** QUOTED TEXT **
- - -

Diet Culture v. The Cultural Diet
Positionality Statement: This post is written by Ojus Phogat, a second-year student at UMBC and a student-staff member at the Women’s Center. I am a South Asian American woman who has felt the persistent effects of diet culture first-hand. In writing this blog, I hope to identify these impacts and uncover the systems of oppression that keep them afloat. As a reader, I wish to encourage you to alter the way you pass judgment on yourself and others. The more we engage in fatphobic rhetoric, which stems from white supremacy and the patriarchy, the more we uphold these oppressive systems. To all my fellow women of color who have ever been made to feel like less because of the way you look: I hope you learn that you have always been enough.
When I was nine years old, I went to India for my grandfather’s funeral. After the cremation ritual, I was gathered into a room of extended family (most of whom were strangers to me) where the following conversation took place:
Random Uncle: “Do you ever walk on the treadmill?”
Me, a fairly active kid who did hours of dance, basketball, and swimming, and was yes chubby: “Hain Ji?” *yes sir*
Random Uncle: “At what speed? ZERO!”
*eruption of laughter from the surrounding guests*
His Wife: “Take it from me; all the housework you’ll have to do when you’re married will keep it off, but it’s better to start now. We only care about you.”
Image Description: GIF of Oprah wearing a purple sweater and white button-down. Saying “what?”. This image was a snippet from Oprah’s interview with Meghan Markle.
While this was not the first time I heard these kinds of comments from family members, I was crushed. And I sat crying at my grandfather’s funeral, not out of the sadness of his passing (because, to be honest, I didn’t know him very well), but because relatives I didn’t even know decided their opinions on my body were so profound that they had a dire need to communicate them with all the surrounding patrons and me IMMEDIATELY.
Image Description: Pictured is a graphic design from @recipiesforselflove on Instagram. The image displays a pale pink background and the text “stop fat-shaming disguised as health concerns” is placed slightly left of center. A black woman is illustrated in the bottom right-hand corner wearing a blue tank top and black pants. She is encompassed in a greyish-pink circle and surrounded by tall green plants.

- - -

** DATA EXCERPTS **

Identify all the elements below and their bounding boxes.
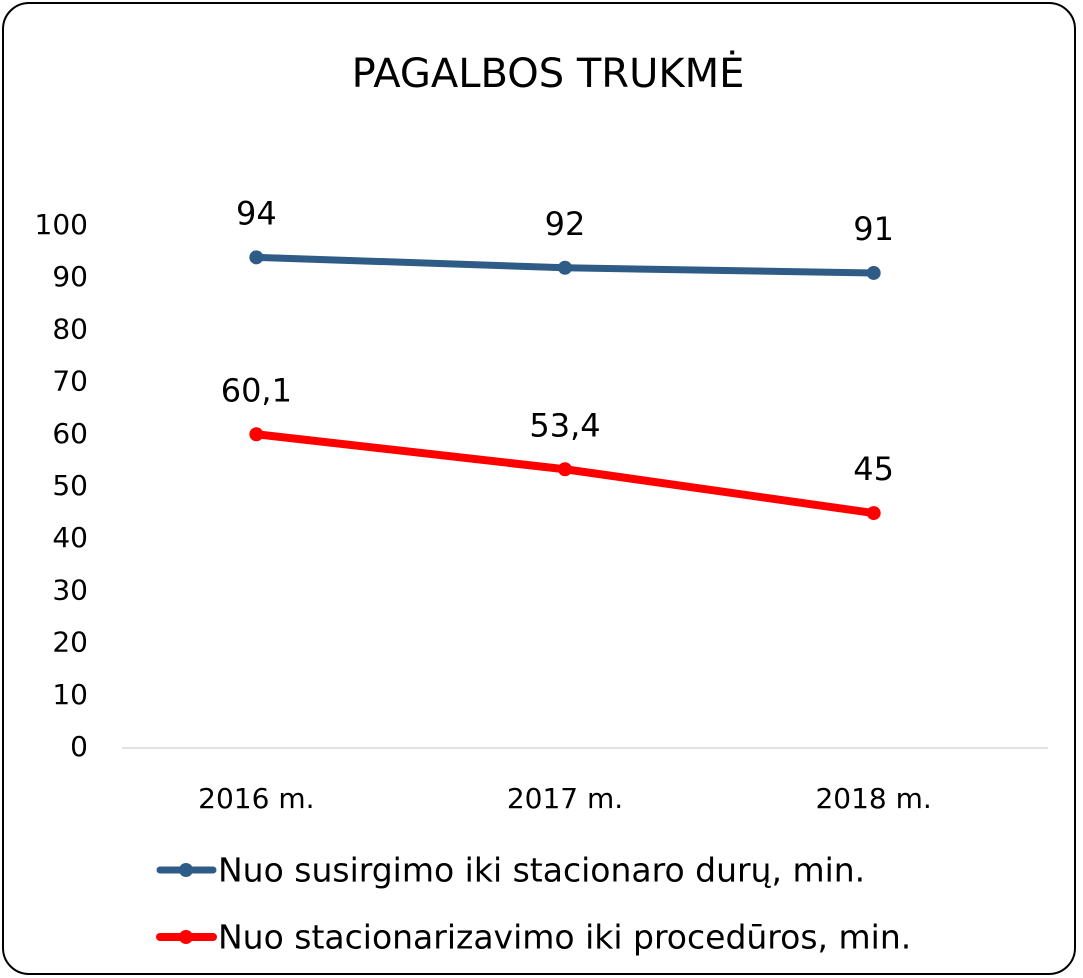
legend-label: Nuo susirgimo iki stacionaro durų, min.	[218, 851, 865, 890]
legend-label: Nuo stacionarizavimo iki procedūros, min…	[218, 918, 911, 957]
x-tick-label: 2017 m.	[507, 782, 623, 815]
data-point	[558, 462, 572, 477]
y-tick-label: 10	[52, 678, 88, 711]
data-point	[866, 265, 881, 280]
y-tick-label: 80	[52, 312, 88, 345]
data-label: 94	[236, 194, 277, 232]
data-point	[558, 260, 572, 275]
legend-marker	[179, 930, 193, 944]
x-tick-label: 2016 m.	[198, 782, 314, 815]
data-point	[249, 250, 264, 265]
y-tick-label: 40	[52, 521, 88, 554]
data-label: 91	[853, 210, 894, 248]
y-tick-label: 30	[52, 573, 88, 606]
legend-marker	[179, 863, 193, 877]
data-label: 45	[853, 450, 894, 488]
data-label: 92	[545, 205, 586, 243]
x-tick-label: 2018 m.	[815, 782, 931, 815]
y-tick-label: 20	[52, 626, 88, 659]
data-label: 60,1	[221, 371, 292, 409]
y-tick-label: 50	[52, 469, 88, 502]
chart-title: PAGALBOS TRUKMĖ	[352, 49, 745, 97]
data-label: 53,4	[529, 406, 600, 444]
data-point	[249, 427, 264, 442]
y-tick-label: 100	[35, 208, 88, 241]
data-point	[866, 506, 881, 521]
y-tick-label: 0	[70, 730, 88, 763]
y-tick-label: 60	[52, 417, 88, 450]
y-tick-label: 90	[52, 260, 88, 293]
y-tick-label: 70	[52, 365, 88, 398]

- - -

** WHAT YOU ARE ASKED TO DO **
Copy word for word the part of the diet culture post above that opens with the words containing "Diet Culture v." and closes with "always been enough.".

** EXERCISE RESPONSE **
Diet Culture v. The Cultural Diet
Positionality Statement: This post is written by Ojus Phogat, a second-year student at UMBC and a student-staff member at the Women’s Center. I am a South Asian American woman who has felt the persistent effects of diet culture first-hand. In writing this blog, I hope to identify these impacts and uncover the systems of oppression that keep them afloat. As a reader, I wish to encourage you to alter the way you pass judgment on yourself and others. The more we engage in fatphobic rhetoric, which stems from white supremacy and the patriarchy, the more we uphold these oppressive systems. To all my fellow women of color who have ever been made to feel like less because of the way you look: I hope you learn that you have always been enough.